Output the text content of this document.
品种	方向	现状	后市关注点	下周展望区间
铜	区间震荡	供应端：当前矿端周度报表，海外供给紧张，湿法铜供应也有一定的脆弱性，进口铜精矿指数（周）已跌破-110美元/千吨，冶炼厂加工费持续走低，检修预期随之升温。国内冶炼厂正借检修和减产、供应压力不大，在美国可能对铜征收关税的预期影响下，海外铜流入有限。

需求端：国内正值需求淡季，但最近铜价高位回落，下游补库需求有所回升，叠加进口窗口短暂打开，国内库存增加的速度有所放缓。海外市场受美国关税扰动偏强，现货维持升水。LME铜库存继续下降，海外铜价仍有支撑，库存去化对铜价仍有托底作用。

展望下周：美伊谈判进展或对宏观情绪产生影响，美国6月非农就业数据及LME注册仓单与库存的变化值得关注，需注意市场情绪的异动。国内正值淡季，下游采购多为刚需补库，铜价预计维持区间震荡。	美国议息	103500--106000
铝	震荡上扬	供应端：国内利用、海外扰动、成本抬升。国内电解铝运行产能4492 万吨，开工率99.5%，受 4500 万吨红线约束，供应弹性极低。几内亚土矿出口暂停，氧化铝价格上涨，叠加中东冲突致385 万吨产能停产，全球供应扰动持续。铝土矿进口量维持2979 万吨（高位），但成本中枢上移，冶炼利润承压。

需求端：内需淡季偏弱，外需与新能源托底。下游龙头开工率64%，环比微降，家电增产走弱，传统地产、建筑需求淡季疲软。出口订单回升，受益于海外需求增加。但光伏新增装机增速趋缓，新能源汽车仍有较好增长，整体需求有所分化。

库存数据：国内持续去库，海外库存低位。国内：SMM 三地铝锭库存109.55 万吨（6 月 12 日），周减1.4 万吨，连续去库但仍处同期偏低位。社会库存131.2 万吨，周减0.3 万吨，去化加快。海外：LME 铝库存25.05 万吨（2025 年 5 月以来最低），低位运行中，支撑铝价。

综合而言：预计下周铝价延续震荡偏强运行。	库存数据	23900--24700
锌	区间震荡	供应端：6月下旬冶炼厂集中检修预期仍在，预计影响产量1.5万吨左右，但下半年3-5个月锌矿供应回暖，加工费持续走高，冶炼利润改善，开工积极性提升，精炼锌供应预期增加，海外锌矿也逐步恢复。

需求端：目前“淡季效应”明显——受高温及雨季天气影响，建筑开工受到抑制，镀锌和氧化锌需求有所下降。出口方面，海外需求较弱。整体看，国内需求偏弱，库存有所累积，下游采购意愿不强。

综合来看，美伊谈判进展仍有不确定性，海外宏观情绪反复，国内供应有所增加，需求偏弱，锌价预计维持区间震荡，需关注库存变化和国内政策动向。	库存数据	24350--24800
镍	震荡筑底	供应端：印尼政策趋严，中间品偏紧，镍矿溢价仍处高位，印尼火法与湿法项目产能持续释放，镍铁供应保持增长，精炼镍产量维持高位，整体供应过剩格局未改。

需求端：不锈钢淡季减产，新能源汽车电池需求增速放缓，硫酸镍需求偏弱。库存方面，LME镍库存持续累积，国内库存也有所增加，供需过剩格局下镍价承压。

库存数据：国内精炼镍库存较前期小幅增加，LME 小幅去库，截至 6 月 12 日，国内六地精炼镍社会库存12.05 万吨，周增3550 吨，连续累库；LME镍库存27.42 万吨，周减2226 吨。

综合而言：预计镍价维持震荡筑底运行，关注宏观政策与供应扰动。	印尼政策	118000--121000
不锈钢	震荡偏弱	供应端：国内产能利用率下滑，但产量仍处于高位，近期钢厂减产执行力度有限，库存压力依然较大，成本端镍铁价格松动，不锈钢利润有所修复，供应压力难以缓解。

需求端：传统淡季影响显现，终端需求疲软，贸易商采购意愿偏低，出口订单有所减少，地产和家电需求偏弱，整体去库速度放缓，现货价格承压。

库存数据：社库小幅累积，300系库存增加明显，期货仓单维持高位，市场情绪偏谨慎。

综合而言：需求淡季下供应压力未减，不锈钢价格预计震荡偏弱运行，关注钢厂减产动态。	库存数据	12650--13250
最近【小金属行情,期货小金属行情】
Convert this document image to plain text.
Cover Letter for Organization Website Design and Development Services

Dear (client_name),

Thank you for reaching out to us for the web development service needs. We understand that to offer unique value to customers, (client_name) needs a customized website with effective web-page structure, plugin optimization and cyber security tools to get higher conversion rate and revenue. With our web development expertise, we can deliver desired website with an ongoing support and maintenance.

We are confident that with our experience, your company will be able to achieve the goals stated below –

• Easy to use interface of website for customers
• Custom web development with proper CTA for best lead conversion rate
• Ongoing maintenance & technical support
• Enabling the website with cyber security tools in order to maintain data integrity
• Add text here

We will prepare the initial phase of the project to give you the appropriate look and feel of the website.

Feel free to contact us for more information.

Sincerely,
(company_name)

#### GOAL
Write out every line of the preceding listing that contains "conversion".

#### FULL ANSWER
Thank you for reaching out to us for the web development service needs. We understand that to offer unique value to customers, (client_name) needs a customized website with effective web-page structure, plugin optimization and cyber security tools to get higher conversion rate and revenue. With our web development expertise, we can deliver desired website with an ongoing support and maintenance.
• Custom web development with proper CTA for best lead conversion rate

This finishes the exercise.